Source records
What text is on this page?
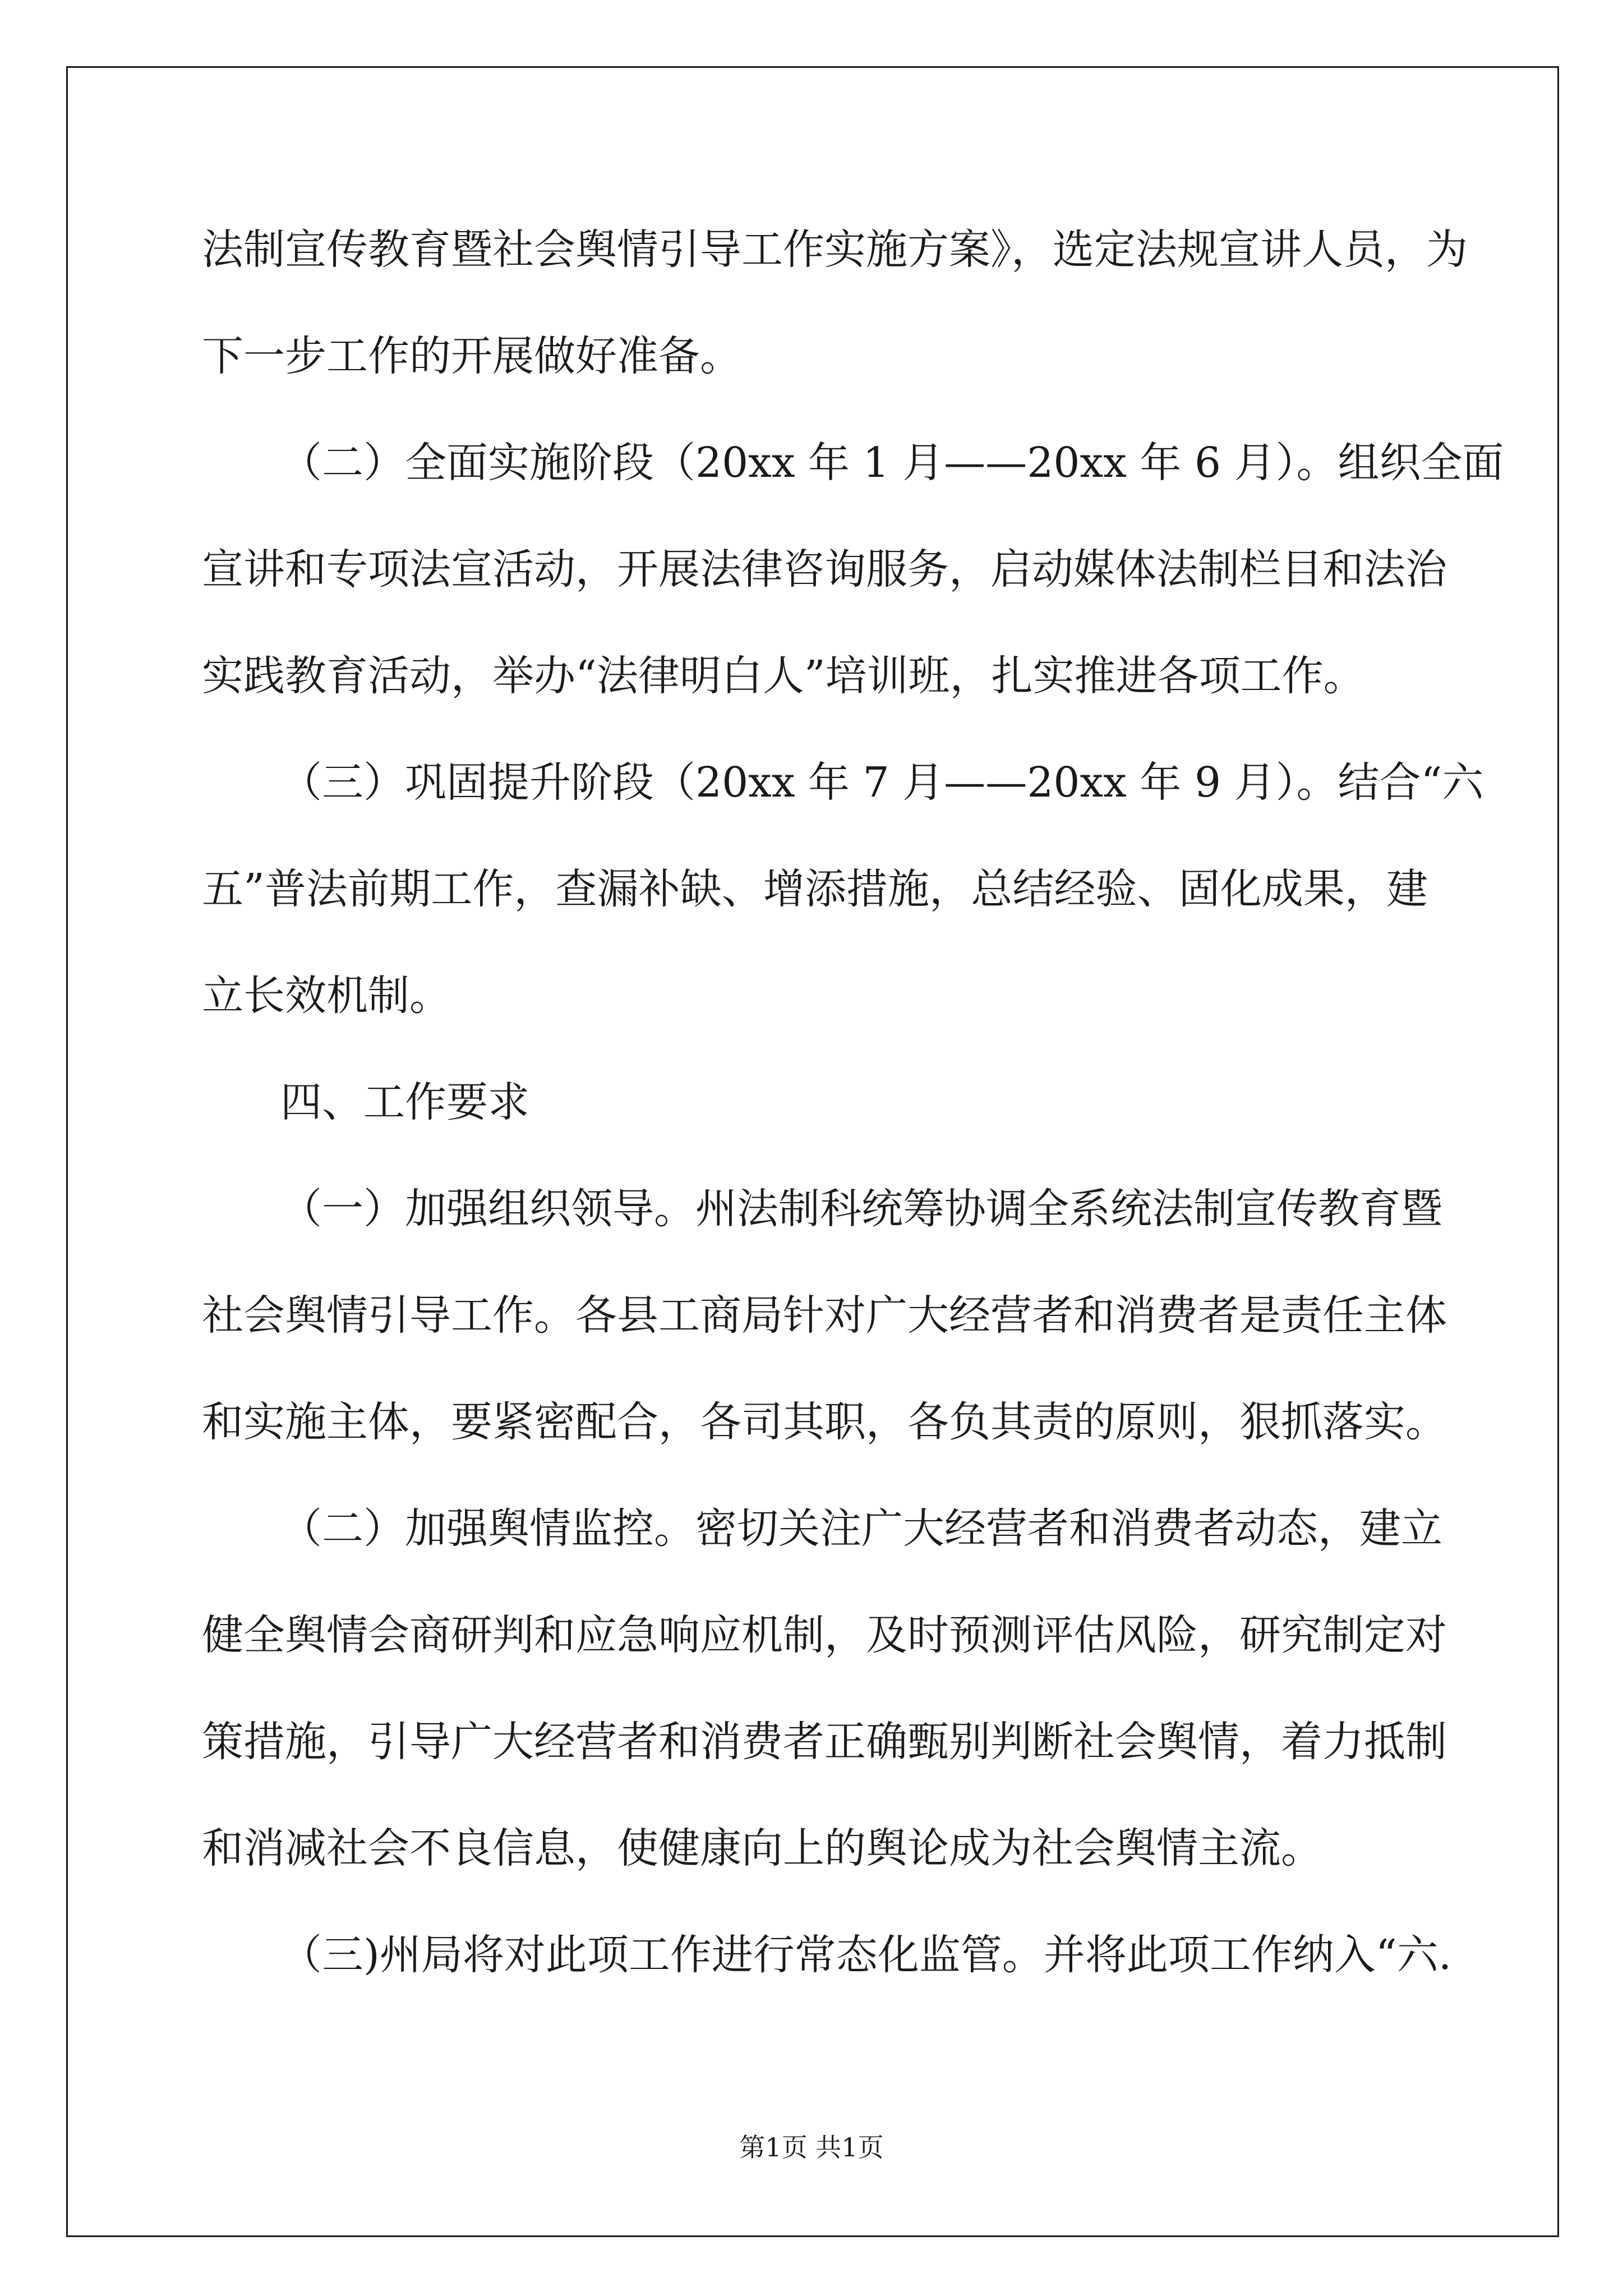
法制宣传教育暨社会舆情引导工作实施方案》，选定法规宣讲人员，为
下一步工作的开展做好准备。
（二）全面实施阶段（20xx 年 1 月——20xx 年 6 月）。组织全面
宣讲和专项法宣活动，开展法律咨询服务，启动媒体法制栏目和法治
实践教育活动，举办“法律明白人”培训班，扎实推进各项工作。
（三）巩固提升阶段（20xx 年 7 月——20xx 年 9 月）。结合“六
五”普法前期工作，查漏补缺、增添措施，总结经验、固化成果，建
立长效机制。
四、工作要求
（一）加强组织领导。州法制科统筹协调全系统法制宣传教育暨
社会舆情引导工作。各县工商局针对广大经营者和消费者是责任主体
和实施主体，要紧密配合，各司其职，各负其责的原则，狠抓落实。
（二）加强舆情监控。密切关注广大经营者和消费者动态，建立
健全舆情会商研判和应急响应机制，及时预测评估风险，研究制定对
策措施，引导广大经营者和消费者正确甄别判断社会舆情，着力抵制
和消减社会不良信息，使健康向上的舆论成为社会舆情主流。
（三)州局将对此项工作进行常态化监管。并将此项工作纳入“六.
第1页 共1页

==

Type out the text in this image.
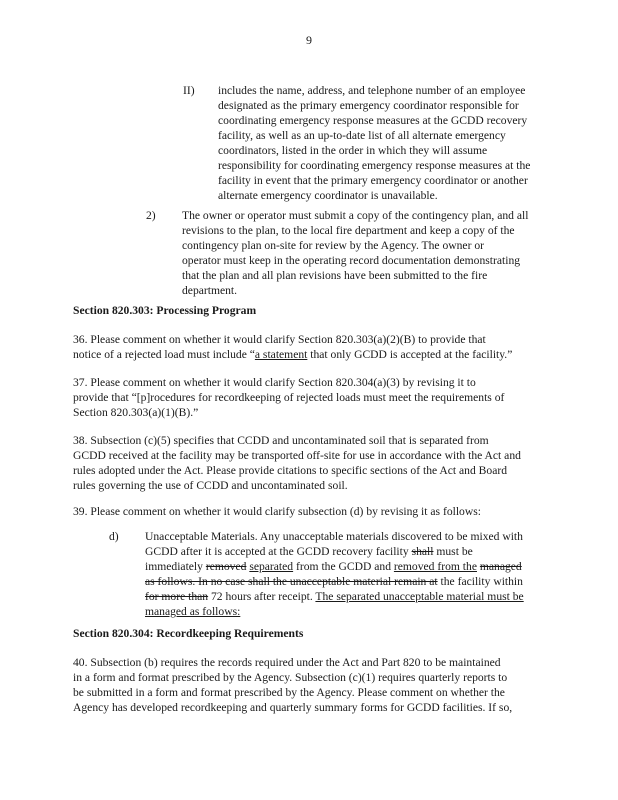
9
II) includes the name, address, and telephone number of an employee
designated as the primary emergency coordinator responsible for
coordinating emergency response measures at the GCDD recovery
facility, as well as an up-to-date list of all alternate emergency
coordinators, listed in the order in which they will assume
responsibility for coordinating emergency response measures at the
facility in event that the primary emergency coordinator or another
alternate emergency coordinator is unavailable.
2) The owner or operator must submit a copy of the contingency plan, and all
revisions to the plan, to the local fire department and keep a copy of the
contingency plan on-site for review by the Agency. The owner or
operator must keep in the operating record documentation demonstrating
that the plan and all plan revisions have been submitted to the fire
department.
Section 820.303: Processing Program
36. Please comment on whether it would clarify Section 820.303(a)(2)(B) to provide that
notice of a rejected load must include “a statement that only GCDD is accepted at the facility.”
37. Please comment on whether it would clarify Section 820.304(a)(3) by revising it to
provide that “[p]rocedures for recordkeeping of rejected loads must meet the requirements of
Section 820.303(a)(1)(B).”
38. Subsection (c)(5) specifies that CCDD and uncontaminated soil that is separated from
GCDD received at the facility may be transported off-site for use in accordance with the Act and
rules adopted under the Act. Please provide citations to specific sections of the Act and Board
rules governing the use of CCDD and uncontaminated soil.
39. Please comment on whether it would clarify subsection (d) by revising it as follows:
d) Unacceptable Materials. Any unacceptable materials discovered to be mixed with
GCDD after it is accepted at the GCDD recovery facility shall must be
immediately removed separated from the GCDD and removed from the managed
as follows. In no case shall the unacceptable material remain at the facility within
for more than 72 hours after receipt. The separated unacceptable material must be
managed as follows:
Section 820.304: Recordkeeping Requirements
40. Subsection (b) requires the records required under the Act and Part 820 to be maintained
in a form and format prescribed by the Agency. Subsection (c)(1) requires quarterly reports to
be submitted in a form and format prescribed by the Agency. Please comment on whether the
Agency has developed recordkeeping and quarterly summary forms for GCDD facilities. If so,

> [Task statement]: Read the entries and show each line that mentions "CCDD".

> [Written response]:
38. Subsection (c)(5) specifies that CCDD and uncontaminated soil that is separated from
rules governing the use of CCDD and uncontaminated soil.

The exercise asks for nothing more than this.